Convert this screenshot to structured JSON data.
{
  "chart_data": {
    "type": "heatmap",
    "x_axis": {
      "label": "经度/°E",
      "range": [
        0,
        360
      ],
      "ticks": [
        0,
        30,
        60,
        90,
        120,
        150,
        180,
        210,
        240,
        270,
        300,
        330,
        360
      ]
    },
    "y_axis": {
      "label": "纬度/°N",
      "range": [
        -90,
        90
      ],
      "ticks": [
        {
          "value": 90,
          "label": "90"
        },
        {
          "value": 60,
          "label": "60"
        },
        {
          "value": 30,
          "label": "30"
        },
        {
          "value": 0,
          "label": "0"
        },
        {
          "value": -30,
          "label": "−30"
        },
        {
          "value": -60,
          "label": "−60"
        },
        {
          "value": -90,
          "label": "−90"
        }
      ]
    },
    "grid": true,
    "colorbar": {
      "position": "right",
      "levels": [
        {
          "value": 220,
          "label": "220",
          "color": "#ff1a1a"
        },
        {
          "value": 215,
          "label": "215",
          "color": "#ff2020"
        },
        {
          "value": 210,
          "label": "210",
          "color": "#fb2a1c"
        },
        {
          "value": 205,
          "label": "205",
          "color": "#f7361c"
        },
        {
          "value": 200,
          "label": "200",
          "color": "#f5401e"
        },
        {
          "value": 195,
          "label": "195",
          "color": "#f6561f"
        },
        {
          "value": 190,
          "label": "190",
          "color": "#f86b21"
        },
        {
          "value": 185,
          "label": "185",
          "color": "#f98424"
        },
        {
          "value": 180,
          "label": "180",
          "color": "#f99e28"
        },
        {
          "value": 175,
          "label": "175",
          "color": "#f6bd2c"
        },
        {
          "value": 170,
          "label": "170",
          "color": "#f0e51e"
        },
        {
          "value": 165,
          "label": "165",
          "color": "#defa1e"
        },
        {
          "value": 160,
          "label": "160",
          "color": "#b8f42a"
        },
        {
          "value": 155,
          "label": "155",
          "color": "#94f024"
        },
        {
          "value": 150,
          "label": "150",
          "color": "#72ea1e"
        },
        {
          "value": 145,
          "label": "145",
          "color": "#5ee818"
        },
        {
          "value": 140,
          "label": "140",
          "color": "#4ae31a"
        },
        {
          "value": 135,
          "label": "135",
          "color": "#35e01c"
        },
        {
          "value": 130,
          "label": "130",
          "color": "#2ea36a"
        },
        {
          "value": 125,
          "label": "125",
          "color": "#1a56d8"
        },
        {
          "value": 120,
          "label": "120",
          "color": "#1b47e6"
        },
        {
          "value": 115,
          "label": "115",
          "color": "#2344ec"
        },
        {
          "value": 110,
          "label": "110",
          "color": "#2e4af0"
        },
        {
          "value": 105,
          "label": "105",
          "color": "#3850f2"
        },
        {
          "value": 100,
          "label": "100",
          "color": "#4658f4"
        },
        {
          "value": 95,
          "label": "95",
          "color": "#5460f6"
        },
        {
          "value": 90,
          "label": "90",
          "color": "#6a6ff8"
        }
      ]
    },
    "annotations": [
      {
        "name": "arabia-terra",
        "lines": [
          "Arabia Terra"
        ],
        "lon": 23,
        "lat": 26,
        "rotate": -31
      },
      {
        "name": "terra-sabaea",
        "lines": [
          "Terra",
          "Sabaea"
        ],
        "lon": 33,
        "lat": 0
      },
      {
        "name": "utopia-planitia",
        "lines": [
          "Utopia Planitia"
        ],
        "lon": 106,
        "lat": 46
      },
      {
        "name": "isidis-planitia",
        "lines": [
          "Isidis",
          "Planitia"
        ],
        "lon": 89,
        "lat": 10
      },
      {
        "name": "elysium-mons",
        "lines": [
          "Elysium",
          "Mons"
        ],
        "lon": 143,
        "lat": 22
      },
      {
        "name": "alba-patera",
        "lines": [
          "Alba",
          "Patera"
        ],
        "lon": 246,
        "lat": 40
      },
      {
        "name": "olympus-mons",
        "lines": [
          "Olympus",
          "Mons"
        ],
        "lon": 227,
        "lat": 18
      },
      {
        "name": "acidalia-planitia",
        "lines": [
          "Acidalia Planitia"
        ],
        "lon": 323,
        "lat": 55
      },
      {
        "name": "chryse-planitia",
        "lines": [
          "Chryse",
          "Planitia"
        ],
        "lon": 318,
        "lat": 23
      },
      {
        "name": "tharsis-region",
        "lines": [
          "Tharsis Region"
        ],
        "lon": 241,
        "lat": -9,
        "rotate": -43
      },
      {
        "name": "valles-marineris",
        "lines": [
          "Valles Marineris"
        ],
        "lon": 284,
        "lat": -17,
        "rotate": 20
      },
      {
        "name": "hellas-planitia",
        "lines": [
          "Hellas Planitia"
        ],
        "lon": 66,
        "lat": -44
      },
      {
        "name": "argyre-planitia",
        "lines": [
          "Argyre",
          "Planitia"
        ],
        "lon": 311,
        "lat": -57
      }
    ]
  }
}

= What you are asked to do =
Extract the complete data, matching each line exactly.

= Answer to this problem =
Convert this screenshot to structured JSON data.
{
  "chart_data": {
    "type": "heatmap",
    "x_axis": {
      "label": "经度/°E",
      "range": [
        0,
        360
      ],
      "ticks": [
        0,
        30,
        60,
        90,
        120,
        150,
        180,
        210,
        240,
        270,
        300,
        330,
        360
      ]
    },
    "y_axis": {
      "label": "纬度/°N",
      "range": [
        -90,
        90
      ],
      "ticks": [
        {
          "value": 90,
          "label": "90"
        },
        {
          "value": 60,
          "label": "60"
        },
        {
          "value": 30,
          "label": "30"
        },
        {
          "value": 0,
          "label": "0"
        },
        {
          "value": -30,
          "label": "−30"
        },
        {
          "value": -60,
          "label": "−60"
        },
        {
          "value": -90,
          "label": "−90"
        }
      ]
    },
    "grid": true,
    "colorbar": {
      "position": "right",
      "levels": [
        {
          "value": 220,
          "label": "220",
          "color": "#ff1a1a"
        },
        {
          "value": 215,
          "label": "215",
          "color": "#ff2020"
        },
        {
          "value": 210,
          "label": "210",
          "color": "#fb2a1c"
        },
        {
          "value": 205,
          "label": "205",
          "color": "#f7361c"
        },
        {
          "value": 200,
          "label": "200",
          "color": "#f5401e"
        },
        {
          "value": 195,
          "label": "195",
          "color": "#f6561f"
        },
        {
          "value": 190,
          "label": "190",
          "color": "#f86b21"
        },
        {
          "value": 185,
          "label": "185",
          "color": "#f98424"
        },
        {
          "value": 180,
          "label": "180",
          "color": "#f99e28"
        },
        {
          "value": 175,
          "label": "175",
          "color": "#f6bd2c"
        },
        {
          "value": 170,
          "label": "170",
          "color": "#f0e51e"
        },
        {
          "value": 165,
          "label": "165",
          "color": "#defa1e"
        },
        {
          "value": 160,
          "label": "160",
          "color": "#b8f42a"
        },
        {
          "value": 155,
          "label": "155",
          "color": "#94f024"
        },
        {
          "value": 150,
          "label": "150",
          "color": "#72ea1e"
        },
        {
          "value": 145,
          "label": "145",
          "color": "#5ee818"
        },
        {
          "value": 140,
          "label": "140",
          "color": "#4ae31a"
        },
        {
          "value": 135,
          "label": "135",
          "color": "#35e01c"
        },
        {
          "value": 130,
          "label": "130",
          "color": "#2ea36a"
        },
        {
          "value": 125,
          "label": "125",
          "color": "#1a56d8"
        },
        {
          "value": 120,
          "label": "120",
          "color": "#1b47e6"
        },
        {
          "value": 115,
          "label": "115",
          "color": "#2344ec"
        },
        {
          "value": 110,
          "label": "110",
          "color": "#2e4af0"
        },
        {
          "value": 105,
          "label": "105",
          "color": "#3850f2"
        },
        {
          "value": 100,
          "label": "100",
          "color": "#4658f4"
        },
        {
          "value": 95,
          "label": "95",
          "color": "#5460f6"
        },
        {
          "value": 90,
          "label": "90",
          "color": "#6a6ff8"
        }
      ]
    },
    "annotations": [
      {
        "name": "arabia-terra",
        "lines": [
          "Arabia Terra"
        ],
        "lon": 23,
        "lat": 26,
        "rotate": -31
      },
      {
        "name": "terra-sabaea",
        "lines": [
          "Terra",
          "Sabaea"
        ],
        "lon": 33,
        "lat": 0
      },
      {
        "name": "utopia-planitia",
        "lines": [
          "Utopia Planitia"
        ],
        "lon": 106,
        "lat": 46
      },
      {
        "name": "isidis-planitia",
        "lines": [
          "Isidis",
          "Planitia"
        ],
        "lon": 89,
        "lat": 10
      },
      {
        "name": "elysium-mons",
        "lines": [
          "Elysium",
          "Mons"
        ],
        "lon": 143,
        "lat": 22
      },
      {
        "name": "alba-patera",
        "lines": [
          "Alba",
          "Patera"
        ],
        "lon": 246,
        "lat": 40
      },
      {
        "name": "olympus-mons",
        "lines": [
          "Olympus",
          "Mons"
        ],
        "lon": 227,
        "lat": 18
      },
      {
        "name": "acidalia-planitia",
        "lines": [
          "Acidalia Planitia"
        ],
        "lon": 323,
        "lat": 55
      },
      {
        "name": "chryse-planitia",
        "lines": [
          "Chryse",
          "Planitia"
        ],
        "lon": 318,
        "lat": 23
      },
      {
        "name": "tharsis-region",
        "lines": [
          "Tharsis Region"
        ],
        "lon": 241,
        "lat": -9,
        "rotate": -43
      },
      {
        "name": "valles-marineris",
        "lines": [
          "Valles Marineris"
        ],
        "lon": 284,
        "lat": -17,
        "rotate": 20
      },
      {
        "name": "hellas-planitia",
        "lines": [
          "Hellas Planitia"
        ],
        "lon": 66,
        "lat": -44
      },
      {
        "name": "argyre-planitia",
        "lines": [
          "Argyre",
          "Planitia"
        ],
        "lon": 311,
        "lat": -57
      }
    ]
  }
}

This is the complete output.